- **PAGE EXTRACT**
Everything happens for a reason. The majority of global belief systems have this concept at their core. Notables from actress Marilyn Monroe to the Greek philosopher Leucippus believed in this. Fundamental to the matter at hand, it is a belief held by Scott Weiland, Dean DeLeo, Robert DeLeo and Eric Kretz, the members of Stone Temple Pilots. How else to explain the present beatific state the band currently inhabit than the concept of "divine obstacles" being deliberately placed in front of the band members in order that they fully realized their potential, strength, willpower and creativity. "Stone Temple Pilots," the groups sixth, eponymously titled album, due out May 25, 2010 via Atlantic Records, is a testament to this concept.
Stone Temple Pilot's opening salvos revealed them to be Rock animals draped in traditional songsmith clothing. Equally at ease with the riff driven swagger inherent in "Sex Type Thing" and "Vasoline" as they were with the shimmering elegance that inhabited "Creep" or "Sour Girl," the bands all-encompassing approach proved that any genre-specific tags gave short shrift to the sheer scope of their collective oeuvre.
Like a stone worn smooth by a millennia of weathering Stone Temple Pilots skipped across the mirror-plane of the 1990's, skimming its glassine surface at habitual intervals to scoop up their latest bounty in an ongoing plethora of accolades; an 8 times Platinum debut album, 16 singles on the Billboard rock charts (six of which peaked at #1), a "Best Hard Rock Performance" Grammy in 1994 and the sale of nearly 40 million records worldwide before entering a period of suspended animation in 2001.

- **DATA SHOWN**
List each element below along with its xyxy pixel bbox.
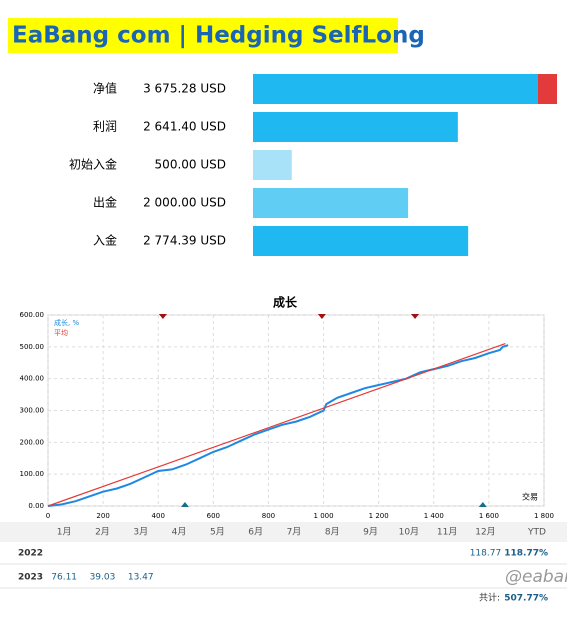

- **WRITTEN INSTRUCTION**
Continue the passage about Stone Temple Pilots, starting after its last sentence.

- **EXERCISE RESULT**
Emerging from their cocoon in 2008 the band reconvened for a tour that touched thousands upon thousands of fans thirsty to hear authentic organic music played by craftsmen at the zenith of their talents. For their first album in almost a decade Stone Temple Pilots decided to look inwards and mine the abundant resources they themselves had acquired since their inception. Their first decision was the resolution to helm the new album themselves. "Producing the album meant a lot to the band," emphasizes Dean. "We've worked with some amazing people in the past but this was a big statement for us. We have high expectations we put upon ourselves and we have high expectations we put on one another."
Subsequent was the luxury to record at their own pace realized by using the band member's individual studios; Eric's Bomb Shelter Studios, Robert's Homefry Studio and Scott's Lavish Studios. States Robert, "I'm most proud of the fact that in addition to the writing and arranging we took the initiative to record and produce in our own studios. It felt like a graduation to me, to an area where we encompassed all aspects of making our records from start to finish." Explains Dean, "we didn't have a time constraint and we didn't have to appease anyone. In our own souls it was something we wanted to accomplish."
Past Stone Temple Pilots albums featured meticulously crafted songs in a cornucopia of styles but "Stone Temple Pilots" contains arguably the most diverse collection of music in the bands career. What influences lead to the additional components the band has woven into its sonic blueprint? "Life itself" declares both Dean and Robert independent of one another. Elaborates Robert, "we've all become parents, we've matured and we've learned how to simplify things so they're running somewhat smoothly. There are not many bands from our era with all the original members and there is a chemistry to this band after being together for so long. We know how to write songs with one another and that's the major factor that allowed us to make this record on our own terms."
"We bring in musical elements including Brazilian, Jazz and Country and introduce it via a Rock format and that's what sets us apart from other bands" Dean enthuses. "The multiple elements we have harnessed are also one of the reasons none of our albums sound like the one previous." Another notable difference on "Stone Temple Pilots" is that "I'm soloing on almost every song whereas on "Core" there were solos in maybe 4 or 5 songs." Scott is adamant in his praise; "Dean really stepped it up on this album."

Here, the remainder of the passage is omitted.